_Given exercise_
Extract the rows below verbatim, starting with the line that contains "column-header[interactable]: Within xyxy=(297,610,370,630)" and going on through the line that contains "map-tab-1[interactable]: 3D窗口 xyxy=(282,73,347,90)".

_Stored data_
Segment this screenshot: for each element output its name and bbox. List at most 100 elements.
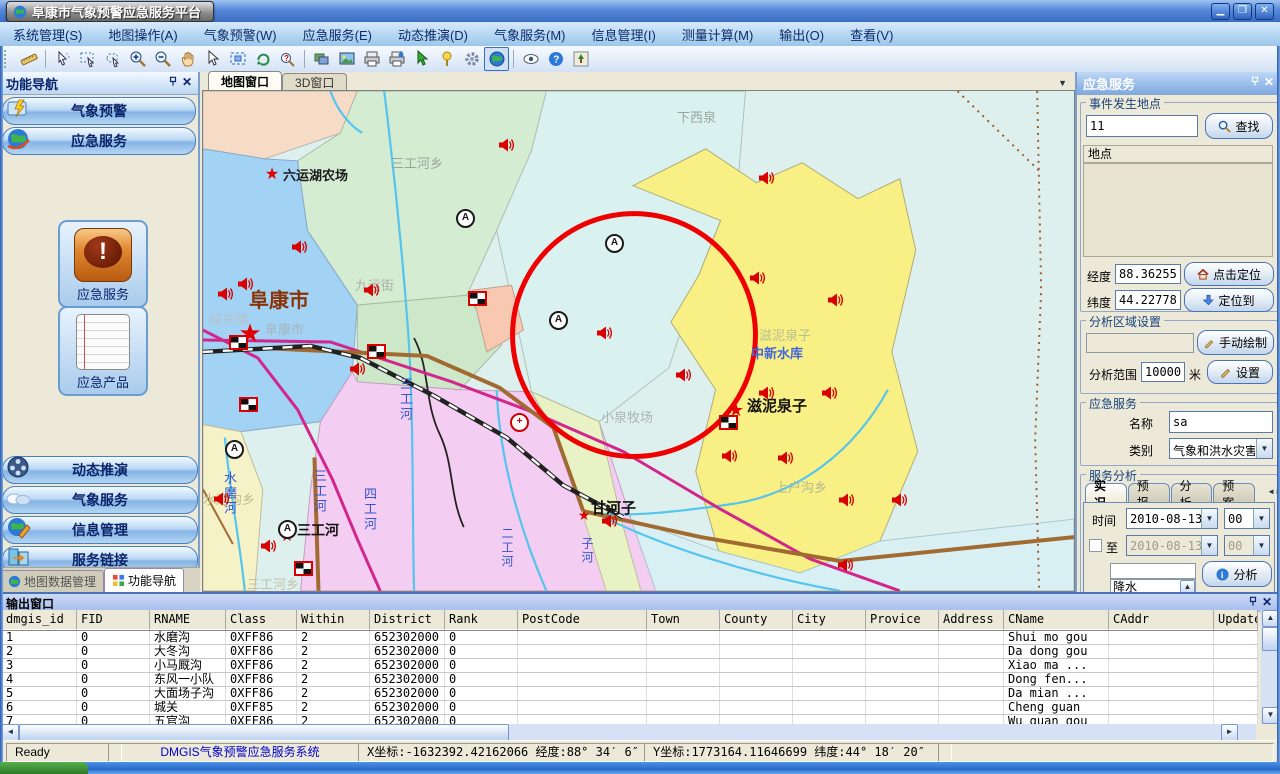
column-header[interactable]: Within xyxy=(297,610,370,630)
minimize-button[interactable]: ▁ xyxy=(1211,3,1230,20)
column-header[interactable]: City xyxy=(793,610,866,630)
refresh-icon[interactable] xyxy=(250,47,275,71)
table-row[interactable]: 20大冬沟0XFF8626523020000Da dong gou xyxy=(2,645,1258,659)
map-tab-0[interactable]: 地图窗口 xyxy=(208,71,282,90)
map-tab-1[interactable]: 3D窗口 xyxy=(282,73,347,90)
column-header[interactable]: CName xyxy=(1004,610,1109,630)
column-header[interactable]: CAddr xyxy=(1109,610,1214,630)
scroll-left-icon[interactable]: ◄ xyxy=(2,724,19,741)
nav-group-bottom-2[interactable]: 信息管理 xyxy=(2,516,198,544)
table-row[interactable]: 30小马厩沟0XFF8626523020000Xiao ma ... xyxy=(2,659,1258,673)
table-row[interactable]: 40东风一小队0XFF8626523020000Dong fen... xyxy=(2,673,1258,687)
service-tab-0[interactable]: 实况 xyxy=(1085,483,1127,503)
table-row[interactable]: 70五官沟0XFF8626523020000Wu guan gou xyxy=(2,715,1258,724)
pin-icon[interactable] xyxy=(166,76,180,90)
scroll-right-icon[interactable]: ► xyxy=(1221,724,1238,741)
menu-item-3[interactable]: 应急服务(E) xyxy=(290,25,385,44)
close-icon[interactable]: ✕ xyxy=(1262,76,1276,90)
globe-3d-icon[interactable] xyxy=(484,47,509,71)
hour-select[interactable]: 00 ▼ xyxy=(1224,508,1270,529)
location-search-input[interactable] xyxy=(1086,115,1198,137)
pan-icon[interactable] xyxy=(175,47,200,71)
column-header[interactable]: PostCode xyxy=(518,610,647,630)
column-header[interactable]: Update xyxy=(1214,610,1258,630)
green-pointer-icon[interactable] xyxy=(409,47,434,71)
range-input[interactable] xyxy=(1141,362,1185,382)
table-row[interactable]: 60城关0XFF8526523020000Cheng guan xyxy=(2,701,1258,715)
panel-tab-0[interactable]: 地图数据管理 xyxy=(0,570,104,592)
hscroll-thumb[interactable] xyxy=(19,724,509,741)
menu-item-0[interactable]: 系统管理(S) xyxy=(0,25,95,44)
map-tab-dropdown-icon[interactable]: ▼ xyxy=(1058,78,1067,88)
place-list-header[interactable]: 地点 xyxy=(1083,145,1273,163)
pin-icon[interactable] xyxy=(1248,76,1262,90)
print-preview-icon[interactable] xyxy=(384,47,409,71)
column-header[interactable]: Address xyxy=(939,610,1004,630)
panel-tab-1[interactable]: 功能导航 xyxy=(104,568,184,592)
placemark-icon[interactable] xyxy=(434,47,459,71)
service-tab-1[interactable]: 预报 xyxy=(1128,483,1170,503)
close-button[interactable]: ✕ xyxy=(1255,3,1274,20)
export-map-icon[interactable] xyxy=(334,47,359,71)
element-list[interactable]: 降水空气温度 ▲ xyxy=(1110,579,1196,592)
element-filter-box[interactable] xyxy=(1110,563,1196,579)
column-header[interactable]: RNAME xyxy=(150,610,226,630)
column-header[interactable]: Rank xyxy=(445,610,518,630)
table-vscrollbar[interactable]: ▲ ▼ xyxy=(1261,610,1278,724)
latitude-input[interactable] xyxy=(1115,290,1181,310)
toolbar-handle[interactable] xyxy=(4,50,12,68)
tab-scroll-left-icon[interactable]: ◄ xyxy=(1267,487,1275,496)
export-image-icon[interactable] xyxy=(568,47,593,71)
scroll-up-icon[interactable]: ▲ xyxy=(1180,580,1195,592)
place-list[interactable] xyxy=(1083,163,1273,257)
close-icon[interactable]: ✕ xyxy=(180,76,194,90)
column-header[interactable]: Town xyxy=(647,610,720,630)
menu-item-6[interactable]: 信息管理(I) xyxy=(579,25,669,44)
longitude-input[interactable] xyxy=(1115,264,1181,284)
restore-button[interactable]: ❐ xyxy=(1233,3,1252,20)
find-button[interactable]: 查找 xyxy=(1205,113,1273,139)
menu-item-5[interactable]: 气象服务(M) xyxy=(481,25,579,44)
menu-item-1[interactable]: 地图操作(A) xyxy=(95,25,190,44)
menu-item-4[interactable]: 动态推演(D) xyxy=(385,25,481,44)
nav-group-bottom-0[interactable]: 动态推演 xyxy=(2,456,198,484)
date-select[interactable]: 2010-08-13 ▼ xyxy=(1126,508,1218,529)
manual-draw-button[interactable]: 手动绘制 xyxy=(1197,330,1274,355)
measure-icon[interactable] xyxy=(16,47,41,71)
map-view[interactable]: 六运湖农场三工河乡下西泉九运街城关镇阜康市阜康市滋泥泉子中新水库滋泥泉子小泉牧场… xyxy=(202,90,1075,592)
print-icon[interactable] xyxy=(359,47,384,71)
chevron-down-icon[interactable]: ▼ xyxy=(1256,439,1272,458)
table-hscrollbar[interactable]: ◄ ► xyxy=(2,724,1256,740)
select-cursor-icon[interactable] xyxy=(50,47,75,71)
close-icon[interactable]: ✕ xyxy=(1260,596,1274,610)
goto-location-button[interactable]: 定位到 xyxy=(1184,288,1274,312)
column-header[interactable]: FID xyxy=(77,610,150,630)
nav-group-bottom-1[interactable]: 气象服务 xyxy=(2,486,198,514)
help-icon[interactable]: ? xyxy=(543,47,568,71)
pin-icon[interactable] xyxy=(1246,596,1260,610)
identify-icon[interactable]: ? xyxy=(275,47,300,71)
nav-group-0[interactable]: 气象预警 xyxy=(2,97,196,125)
menu-item-2[interactable]: 气象预警(W) xyxy=(191,25,290,44)
table-row[interactable]: 50大面场子沟0XFF8626523020000Da mian ... xyxy=(2,687,1258,701)
menu-item-7[interactable]: 测量计算(M) xyxy=(669,25,767,44)
service-name-input[interactable] xyxy=(1169,411,1273,433)
pointer-icon[interactable] xyxy=(200,47,225,71)
column-header[interactable]: Class xyxy=(226,610,297,630)
polygon-select-icon[interactable] xyxy=(100,47,125,71)
service-tab-2[interactable]: 分析 xyxy=(1171,483,1213,503)
menu-item-9[interactable]: 查看(V) xyxy=(837,25,906,44)
column-header[interactable]: District xyxy=(370,610,445,630)
column-header[interactable]: County xyxy=(720,610,793,630)
service-tab-3[interactable]: 预案 xyxy=(1213,483,1255,503)
shortcut-1[interactable]: 应急产品 xyxy=(58,306,148,396)
service-type-select[interactable]: 气象和洪水灾害 ▼ xyxy=(1169,438,1273,459)
zoom-out-icon[interactable] xyxy=(150,47,175,71)
start-button-sliver[interactable] xyxy=(0,762,88,774)
map-layers-icon[interactable] xyxy=(309,47,334,71)
chevron-down-icon[interactable]: ▼ xyxy=(1253,509,1269,528)
range-set-button[interactable]: 设置 xyxy=(1207,360,1273,384)
column-header[interactable]: dmgis_id xyxy=(2,610,77,630)
table-row[interactable]: 10水磨沟0XFF8626523020000Shui mo gou xyxy=(2,631,1258,645)
full-extent-icon[interactable] xyxy=(225,47,250,71)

_Full solution_
column-header[interactable]: Within xyxy=(297,610,370,630)
minimize-button[interactable]: ▁ xyxy=(1211,3,1230,20)
column-header[interactable]: City xyxy=(793,610,866,630)
refresh-icon[interactable] xyxy=(250,47,275,71)
table-row[interactable]: 20大冬沟0XFF8626523020000Da dong gou xyxy=(2,645,1258,659)
map-tab-0[interactable]: 地图窗口 xyxy=(208,71,282,90)
map-tab-1[interactable]: 3D窗口 xyxy=(282,73,347,90)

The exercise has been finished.